**EXERCISE PROMPT:** Produce a verbatim copy of the entries listed below.
*** SUPPLIED RECORDS ***
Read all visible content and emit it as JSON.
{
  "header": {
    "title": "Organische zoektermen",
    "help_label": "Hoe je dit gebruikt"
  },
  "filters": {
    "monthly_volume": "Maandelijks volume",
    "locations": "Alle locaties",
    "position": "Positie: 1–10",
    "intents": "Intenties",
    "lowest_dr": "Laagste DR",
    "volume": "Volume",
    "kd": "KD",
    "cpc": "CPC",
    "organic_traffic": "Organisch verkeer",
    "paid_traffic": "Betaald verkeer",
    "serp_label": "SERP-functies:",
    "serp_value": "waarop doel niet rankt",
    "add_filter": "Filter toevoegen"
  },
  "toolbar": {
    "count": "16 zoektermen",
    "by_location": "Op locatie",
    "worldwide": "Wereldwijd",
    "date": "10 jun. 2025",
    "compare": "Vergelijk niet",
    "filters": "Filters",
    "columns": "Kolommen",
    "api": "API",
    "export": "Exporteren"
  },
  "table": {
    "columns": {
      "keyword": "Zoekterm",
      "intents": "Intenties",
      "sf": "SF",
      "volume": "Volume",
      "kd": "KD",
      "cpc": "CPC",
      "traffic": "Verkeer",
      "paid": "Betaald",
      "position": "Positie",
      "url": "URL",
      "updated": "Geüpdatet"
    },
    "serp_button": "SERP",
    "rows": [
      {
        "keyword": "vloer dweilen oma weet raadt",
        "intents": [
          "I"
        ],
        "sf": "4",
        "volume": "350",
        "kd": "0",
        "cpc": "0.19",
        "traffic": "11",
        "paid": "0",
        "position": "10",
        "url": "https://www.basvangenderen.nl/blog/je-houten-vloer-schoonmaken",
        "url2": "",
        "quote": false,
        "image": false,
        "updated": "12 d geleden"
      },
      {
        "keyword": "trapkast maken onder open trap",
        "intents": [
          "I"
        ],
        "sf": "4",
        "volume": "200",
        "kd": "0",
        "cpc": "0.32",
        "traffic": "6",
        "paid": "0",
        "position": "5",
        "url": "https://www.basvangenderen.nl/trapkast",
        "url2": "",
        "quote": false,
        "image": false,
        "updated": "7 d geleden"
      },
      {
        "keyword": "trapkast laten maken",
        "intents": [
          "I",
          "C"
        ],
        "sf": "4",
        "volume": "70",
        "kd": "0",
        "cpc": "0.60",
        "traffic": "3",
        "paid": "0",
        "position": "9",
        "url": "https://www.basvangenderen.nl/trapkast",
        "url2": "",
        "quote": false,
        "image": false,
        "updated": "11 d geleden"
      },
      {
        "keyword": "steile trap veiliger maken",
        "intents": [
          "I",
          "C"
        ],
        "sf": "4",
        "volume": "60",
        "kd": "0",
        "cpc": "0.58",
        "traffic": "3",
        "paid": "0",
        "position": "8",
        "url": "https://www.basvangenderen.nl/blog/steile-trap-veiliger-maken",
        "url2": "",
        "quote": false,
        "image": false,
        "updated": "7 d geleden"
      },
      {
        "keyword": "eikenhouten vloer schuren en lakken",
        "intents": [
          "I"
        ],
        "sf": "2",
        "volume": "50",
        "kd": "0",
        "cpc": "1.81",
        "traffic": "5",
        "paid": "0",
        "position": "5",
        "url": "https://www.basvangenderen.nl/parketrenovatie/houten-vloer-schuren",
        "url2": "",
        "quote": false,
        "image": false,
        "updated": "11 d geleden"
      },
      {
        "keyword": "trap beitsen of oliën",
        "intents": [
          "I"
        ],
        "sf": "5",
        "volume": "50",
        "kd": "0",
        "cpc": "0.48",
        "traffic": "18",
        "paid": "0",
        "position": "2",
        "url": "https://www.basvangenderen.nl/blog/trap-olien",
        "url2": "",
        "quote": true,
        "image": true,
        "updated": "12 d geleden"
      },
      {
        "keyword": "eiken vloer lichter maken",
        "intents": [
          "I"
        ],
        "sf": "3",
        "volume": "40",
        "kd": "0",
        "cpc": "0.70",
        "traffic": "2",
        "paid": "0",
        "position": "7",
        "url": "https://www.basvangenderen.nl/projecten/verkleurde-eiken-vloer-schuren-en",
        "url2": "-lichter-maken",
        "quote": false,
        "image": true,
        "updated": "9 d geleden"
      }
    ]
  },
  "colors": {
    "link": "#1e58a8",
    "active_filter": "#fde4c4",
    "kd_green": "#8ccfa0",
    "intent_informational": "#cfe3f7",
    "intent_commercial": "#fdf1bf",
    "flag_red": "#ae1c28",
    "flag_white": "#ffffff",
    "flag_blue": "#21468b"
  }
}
***
**TASK RESPONSE:**
Read all visible content and emit it as JSON.
{
  "header": {
    "title": "Organische zoektermen",
    "help_label": "Hoe je dit gebruikt"
  },
  "filters": {
    "monthly_volume": "Maandelijks volume",
    "locations": "Alle locaties",
    "position": "Positie: 1–10",
    "intents": "Intenties",
    "lowest_dr": "Laagste DR",
    "volume": "Volume",
    "kd": "KD",
    "cpc": "CPC",
    "organic_traffic": "Organisch verkeer",
    "paid_traffic": "Betaald verkeer",
    "serp_label": "SERP-functies:",
    "serp_value": "waarop doel niet rankt",
    "add_filter": "Filter toevoegen"
  },
  "toolbar": {
    "count": "16 zoektermen",
    "by_location": "Op locatie",
    "worldwide": "Wereldwijd",
    "date": "10 jun. 2025",
    "compare": "Vergelijk niet",
    "filters": "Filters",
    "columns": "Kolommen",
    "api": "API",
    "export": "Exporteren"
  },
  "table": {
    "columns": {
      "keyword": "Zoekterm",
      "intents": "Intenties",
      "sf": "SF",
      "volume": "Volume",
      "kd": "KD",
      "cpc": "CPC",
      "traffic": "Verkeer",
      "paid": "Betaald",
      "position": "Positie",
      "url": "URL",
      "updated": "Geüpdatet"
    },
    "serp_button": "SERP",
    "rows": [
      {
        "keyword": "vloer dweilen oma weet raadt",
        "intents": [
          "I"
        ],
        "sf": "4",
        "volume": "350",
        "kd": "0",
        "cpc": "0.19",
        "traffic": "11",
        "paid": "0",
        "position": "10",
        "url": "https://www.basvangenderen.nl/blog/je-houten-vloer-schoonmaken",
        "url2": "",
        "quote": false,
        "image": false,
        "updated": "12 d geleden"
      },
      {
        "keyword": "trapkast maken onder open trap",
        "intents": [
          "I"
        ],
        "sf": "4",
        "volume": "200",
        "kd": "0",
        "cpc": "0.32",
        "traffic": "6",
        "paid": "0",
        "position": "5",
        "url": "https://www.basvangenderen.nl/trapkast",
        "url2": "",
        "quote": false,
        "image": false,
        "updated": "7 d geleden"
      },
      {
        "keyword": "trapkast laten maken",
        "intents": [
          "I",
          "C"
        ],
        "sf": "4",
        "volume": "70",
        "kd": "0",
        "cpc": "0.60",
        "traffic": "3",
        "paid": "0",
        "position": "9",
        "url": "https://www.basvangenderen.nl/trapkast",
        "url2": "",
        "quote": false,
        "image": false,
        "updated": "11 d geleden"
      },
      {
        "keyword": "steile trap veiliger maken",
        "intents": [
          "I",
          "C"
        ],
        "sf": "4",
        "volume": "60",
        "kd": "0",
        "cpc": "0.58",
        "traffic": "3",
        "paid": "0",
        "position": "8",
        "url": "https://www.basvangenderen.nl/blog/steile-trap-veiliger-maken",
        "url2": "",
        "quote": false,
        "image": false,
        "updated": "7 d geleden"
      },
      {
        "keyword": "eikenhouten vloer schuren en lakken",
        "intents": [
          "I"
        ],
        "sf": "2",
        "volume": "50",
        "kd": "0",
        "cpc": "1.81",
        "traffic": "5",
        "paid": "0",
        "position": "5",
        "url": "https://www.basvangenderen.nl/parketrenovatie/houten-vloer-schuren",
        "url2": "",
        "quote": false,
        "image": false,
        "updated": "11 d geleden"
      },
      {
        "keyword": "trap beitsen of oliën",
        "intents": [
          "I"
        ],
        "sf": "5",
        "volume": "50",
        "kd": "0",
        "cpc": "0.48",
        "traffic": "18",
        "paid": "0",
        "position": "2",
        "url": "https://www.basvangenderen.nl/blog/trap-olien",
        "url2": "",
        "quote": true,
        "image": true,
        "updated": "12 d geleden"
      },
      {
        "keyword": "eiken vloer lichter maken",
        "intents": [
          "I"
        ],
        "sf": "3",
        "volume": "40",
        "kd": "0",
        "cpc": "0.70",
        "traffic": "2",
        "paid": "0",
        "position": "7",
        "url": "https://www.basvangenderen.nl/projecten/verkleurde-eiken-vloer-schuren-en",
        "url2": "-lichter-maken",
        "quote": false,
        "image": true,
        "updated": "9 d geleden"
      }
    ]
  },
  "colors": {
    "link": "#1e58a8",
    "active_filter": "#fde4c4",
    "kd_green": "#8ccfa0",
    "intent_informational": "#cfe3f7",
    "intent_commercial": "#fdf1bf",
    "flag_red": "#ae1c28",
    "flag_white": "#ffffff",
    "flag_blue": "#21468b"
  }
}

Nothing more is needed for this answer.